[START]

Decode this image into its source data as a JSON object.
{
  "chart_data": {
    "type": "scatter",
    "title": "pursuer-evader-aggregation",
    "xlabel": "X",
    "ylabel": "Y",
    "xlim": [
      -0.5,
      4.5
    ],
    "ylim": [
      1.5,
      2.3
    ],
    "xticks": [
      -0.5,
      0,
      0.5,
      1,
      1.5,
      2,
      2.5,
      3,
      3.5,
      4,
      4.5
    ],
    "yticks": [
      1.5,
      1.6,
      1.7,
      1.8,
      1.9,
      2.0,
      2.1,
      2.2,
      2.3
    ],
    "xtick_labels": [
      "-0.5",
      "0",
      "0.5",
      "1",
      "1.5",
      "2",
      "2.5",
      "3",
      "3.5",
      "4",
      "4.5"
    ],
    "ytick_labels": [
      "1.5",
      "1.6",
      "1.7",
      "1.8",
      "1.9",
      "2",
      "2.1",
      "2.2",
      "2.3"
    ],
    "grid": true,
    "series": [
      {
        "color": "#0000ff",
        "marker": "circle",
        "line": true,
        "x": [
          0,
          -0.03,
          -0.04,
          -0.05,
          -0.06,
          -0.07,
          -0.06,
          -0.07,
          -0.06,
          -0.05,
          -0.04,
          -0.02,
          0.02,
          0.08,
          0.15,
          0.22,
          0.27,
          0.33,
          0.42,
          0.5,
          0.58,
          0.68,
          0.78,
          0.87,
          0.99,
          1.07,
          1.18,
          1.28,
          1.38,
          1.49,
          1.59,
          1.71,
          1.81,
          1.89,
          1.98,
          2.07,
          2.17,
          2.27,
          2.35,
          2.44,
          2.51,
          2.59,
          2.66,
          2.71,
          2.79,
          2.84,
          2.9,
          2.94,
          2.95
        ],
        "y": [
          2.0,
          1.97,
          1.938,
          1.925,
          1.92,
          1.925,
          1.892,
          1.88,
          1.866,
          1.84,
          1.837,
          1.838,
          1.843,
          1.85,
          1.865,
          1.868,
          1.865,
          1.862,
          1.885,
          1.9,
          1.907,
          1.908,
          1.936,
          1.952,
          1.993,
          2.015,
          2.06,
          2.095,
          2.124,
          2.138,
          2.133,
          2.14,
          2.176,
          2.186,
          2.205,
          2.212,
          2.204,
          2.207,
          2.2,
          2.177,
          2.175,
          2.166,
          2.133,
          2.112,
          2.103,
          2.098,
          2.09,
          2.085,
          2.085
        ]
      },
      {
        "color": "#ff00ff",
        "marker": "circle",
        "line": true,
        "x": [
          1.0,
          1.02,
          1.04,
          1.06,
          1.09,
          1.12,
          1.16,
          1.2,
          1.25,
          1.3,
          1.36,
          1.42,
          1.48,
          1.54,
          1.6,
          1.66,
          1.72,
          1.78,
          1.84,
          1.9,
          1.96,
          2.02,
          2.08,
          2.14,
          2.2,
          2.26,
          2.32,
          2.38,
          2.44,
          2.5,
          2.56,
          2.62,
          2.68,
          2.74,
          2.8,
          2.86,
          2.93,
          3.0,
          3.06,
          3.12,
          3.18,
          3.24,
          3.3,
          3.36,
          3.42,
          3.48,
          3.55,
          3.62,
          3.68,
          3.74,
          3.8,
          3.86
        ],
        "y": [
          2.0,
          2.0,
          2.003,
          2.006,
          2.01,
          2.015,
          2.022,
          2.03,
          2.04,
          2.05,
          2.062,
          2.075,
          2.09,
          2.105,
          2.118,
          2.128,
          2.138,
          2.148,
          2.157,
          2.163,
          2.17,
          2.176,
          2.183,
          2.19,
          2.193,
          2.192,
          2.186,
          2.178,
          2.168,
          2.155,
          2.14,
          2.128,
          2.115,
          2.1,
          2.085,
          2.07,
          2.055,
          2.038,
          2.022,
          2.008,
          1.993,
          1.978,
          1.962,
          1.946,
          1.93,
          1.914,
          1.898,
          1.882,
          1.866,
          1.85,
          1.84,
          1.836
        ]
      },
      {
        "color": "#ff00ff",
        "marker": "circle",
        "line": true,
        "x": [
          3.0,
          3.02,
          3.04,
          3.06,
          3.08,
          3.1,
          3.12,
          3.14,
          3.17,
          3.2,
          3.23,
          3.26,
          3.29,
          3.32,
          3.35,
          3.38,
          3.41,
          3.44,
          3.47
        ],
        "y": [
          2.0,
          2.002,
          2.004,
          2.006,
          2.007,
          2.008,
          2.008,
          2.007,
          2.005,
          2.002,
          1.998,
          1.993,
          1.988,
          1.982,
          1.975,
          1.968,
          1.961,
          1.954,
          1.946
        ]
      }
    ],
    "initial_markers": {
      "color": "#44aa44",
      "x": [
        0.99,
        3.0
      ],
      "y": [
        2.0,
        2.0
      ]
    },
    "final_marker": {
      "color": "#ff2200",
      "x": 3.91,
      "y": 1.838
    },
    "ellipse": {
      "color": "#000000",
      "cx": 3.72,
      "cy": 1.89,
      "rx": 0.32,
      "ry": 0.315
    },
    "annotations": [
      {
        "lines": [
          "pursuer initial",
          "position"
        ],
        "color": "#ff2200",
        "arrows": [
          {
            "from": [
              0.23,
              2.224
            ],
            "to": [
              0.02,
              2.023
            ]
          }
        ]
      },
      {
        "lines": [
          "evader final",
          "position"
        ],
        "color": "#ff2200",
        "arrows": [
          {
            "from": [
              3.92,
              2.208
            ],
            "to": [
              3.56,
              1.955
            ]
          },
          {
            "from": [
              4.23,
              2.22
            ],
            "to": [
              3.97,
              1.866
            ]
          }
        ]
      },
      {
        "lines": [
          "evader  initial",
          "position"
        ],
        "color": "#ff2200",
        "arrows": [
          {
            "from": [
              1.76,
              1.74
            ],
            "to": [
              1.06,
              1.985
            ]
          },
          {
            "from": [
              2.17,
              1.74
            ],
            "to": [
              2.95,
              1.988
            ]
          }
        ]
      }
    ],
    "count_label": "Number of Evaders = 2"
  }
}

[END]

Task requirements: Copy out the data shown above without altering anything.

Full output:
Decode this image into its source data as a JSON object.
{
  "chart_data": {
    "type": "scatter",
    "title": "pursuer-evader-aggregation",
    "xlabel": "X",
    "ylabel": "Y",
    "xlim": [
      -0.5,
      4.5
    ],
    "ylim": [
      1.5,
      2.3
    ],
    "xticks": [
      -0.5,
      0,
      0.5,
      1,
      1.5,
      2,
      2.5,
      3,
      3.5,
      4,
      4.5
    ],
    "yticks": [
      1.5,
      1.6,
      1.7,
      1.8,
      1.9,
      2.0,
      2.1,
      2.2,
      2.3
    ],
    "xtick_labels": [
      "-0.5",
      "0",
      "0.5",
      "1",
      "1.5",
      "2",
      "2.5",
      "3",
      "3.5",
      "4",
      "4.5"
    ],
    "ytick_labels": [
      "1.5",
      "1.6",
      "1.7",
      "1.8",
      "1.9",
      "2",
      "2.1",
      "2.2",
      "2.3"
    ],
    "grid": true,
    "series": [
      {
        "color": "#0000ff",
        "marker": "circle",
        "line": true,
        "x": [
          0,
          -0.03,
          -0.04,
          -0.05,
          -0.06,
          -0.07,
          -0.06,
          -0.07,
          -0.06,
          -0.05,
          -0.04,
          -0.02,
          0.02,
          0.08,
          0.15,
          0.22,
          0.27,
          0.33,
          0.42,
          0.5,
          0.58,
          0.68,
          0.78,
          0.87,
          0.99,
          1.07,
          1.18,
          1.28,
          1.38,
          1.49,
          1.59,
          1.71,
          1.81,
          1.89,
          1.98,
          2.07,
          2.17,
          2.27,
          2.35,
          2.44,
          2.51,
          2.59,
          2.66,
          2.71,
          2.79,
          2.84,
          2.9,
          2.94,
          2.95
        ],
        "y": [
          2.0,
          1.97,
          1.938,
          1.925,
          1.92,
          1.925,
          1.892,
          1.88,
          1.866,
          1.84,
          1.837,
          1.838,
          1.843,
          1.85,
          1.865,
          1.868,
          1.865,
          1.862,
          1.885,
          1.9,
          1.907,
          1.908,
          1.936,
          1.952,
          1.993,
          2.015,
          2.06,
          2.095,
          2.124,
          2.138,
          2.133,
          2.14,
          2.176,
          2.186,
          2.205,
          2.212,
          2.204,
          2.207,
          2.2,
          2.177,
          2.175,
          2.166,
          2.133,
          2.112,
          2.103,
          2.098,
          2.09,
          2.085,
          2.085
        ]
      },
      {
        "color": "#ff00ff",
        "marker": "circle",
        "line": true,
        "x": [
          1.0,
          1.02,
          1.04,
          1.06,
          1.09,
          1.12,
          1.16,
          1.2,
          1.25,
          1.3,
          1.36,
          1.42,
          1.48,
          1.54,
          1.6,
          1.66,
          1.72,
          1.78,
          1.84,
          1.9,
          1.96,
          2.02,
          2.08,
          2.14,
          2.2,
          2.26,
          2.32,
          2.38,
          2.44,
          2.5,
          2.56,
          2.62,
          2.68,
          2.74,
          2.8,
          2.86,
          2.93,
          3.0,
          3.06,
          3.12,
          3.18,
          3.24,
          3.3,
          3.36,
          3.42,
          3.48,
          3.55,
          3.62,
          3.68,
          3.74,
          3.8,
          3.86
        ],
        "y": [
          2.0,
          2.0,
          2.003,
          2.006,
          2.01,
          2.015,
          2.022,
          2.03,
          2.04,
          2.05,
          2.062,
          2.075,
          2.09,
          2.105,
          2.118,
          2.128,
          2.138,
          2.148,
          2.157,
          2.163,
          2.17,
          2.176,
          2.183,
          2.19,
          2.193,
          2.192,
          2.186,
          2.178,
          2.168,
          2.155,
          2.14,
          2.128,
          2.115,
          2.1,
          2.085,
          2.07,
          2.055,
          2.038,
          2.022,
          2.008,
          1.993,
          1.978,
          1.962,
          1.946,
          1.93,
          1.914,
          1.898,
          1.882,
          1.866,
          1.85,
          1.84,
          1.836
        ]
      },
      {
        "color": "#ff00ff",
        "marker": "circle",
        "line": true,
        "x": [
          3.0,
          3.02,
          3.04,
          3.06,
          3.08,
          3.1,
          3.12,
          3.14,
          3.17,
          3.2,
          3.23,
          3.26,
          3.29,
          3.32,
          3.35,
          3.38,
          3.41,
          3.44,
          3.47
        ],
        "y": [
          2.0,
          2.002,
          2.004,
          2.006,
          2.007,
          2.008,
          2.008,
          2.007,
          2.005,
          2.002,
          1.998,
          1.993,
          1.988,
          1.982,
          1.975,
          1.968,
          1.961,
          1.954,
          1.946
        ]
      }
    ],
    "initial_markers": {
      "color": "#44aa44",
      "x": [
        0.99,
        3.0
      ],
      "y": [
        2.0,
        2.0
      ]
    },
    "final_marker": {
      "color": "#ff2200",
      "x": 3.91,
      "y": 1.838
    },
    "ellipse": {
      "color": "#000000",
      "cx": 3.72,
      "cy": 1.89,
      "rx": 0.32,
      "ry": 0.315
    },
    "annotations": [
      {
        "lines": [
          "pursuer initial",
          "position"
        ],
        "color": "#ff2200",
        "arrows": [
          {
            "from": [
              0.23,
              2.224
            ],
            "to": [
              0.02,
              2.023
            ]
          }
        ]
      },
      {
        "lines": [
          "evader final",
          "position"
        ],
        "color": "#ff2200",
        "arrows": [
          {
            "from": [
              3.92,
              2.208
            ],
            "to": [
              3.56,
              1.955
            ]
          },
          {
            "from": [
              4.23,
              2.22
            ],
            "to": [
              3.97,
              1.866
            ]
          }
        ]
      },
      {
        "lines": [
          "evader  initial",
          "position"
        ],
        "color": "#ff2200",
        "arrows": [
          {
            "from": [
              1.76,
              1.74
            ],
            "to": [
              1.06,
              1.985
            ]
          },
          {
            "from": [
              2.17,
              1.74
            ],
            "to": [
              2.95,
              1.988
            ]
          }
        ]
      }
    ],
    "count_label": "Number of Evaders = 2"
  }
}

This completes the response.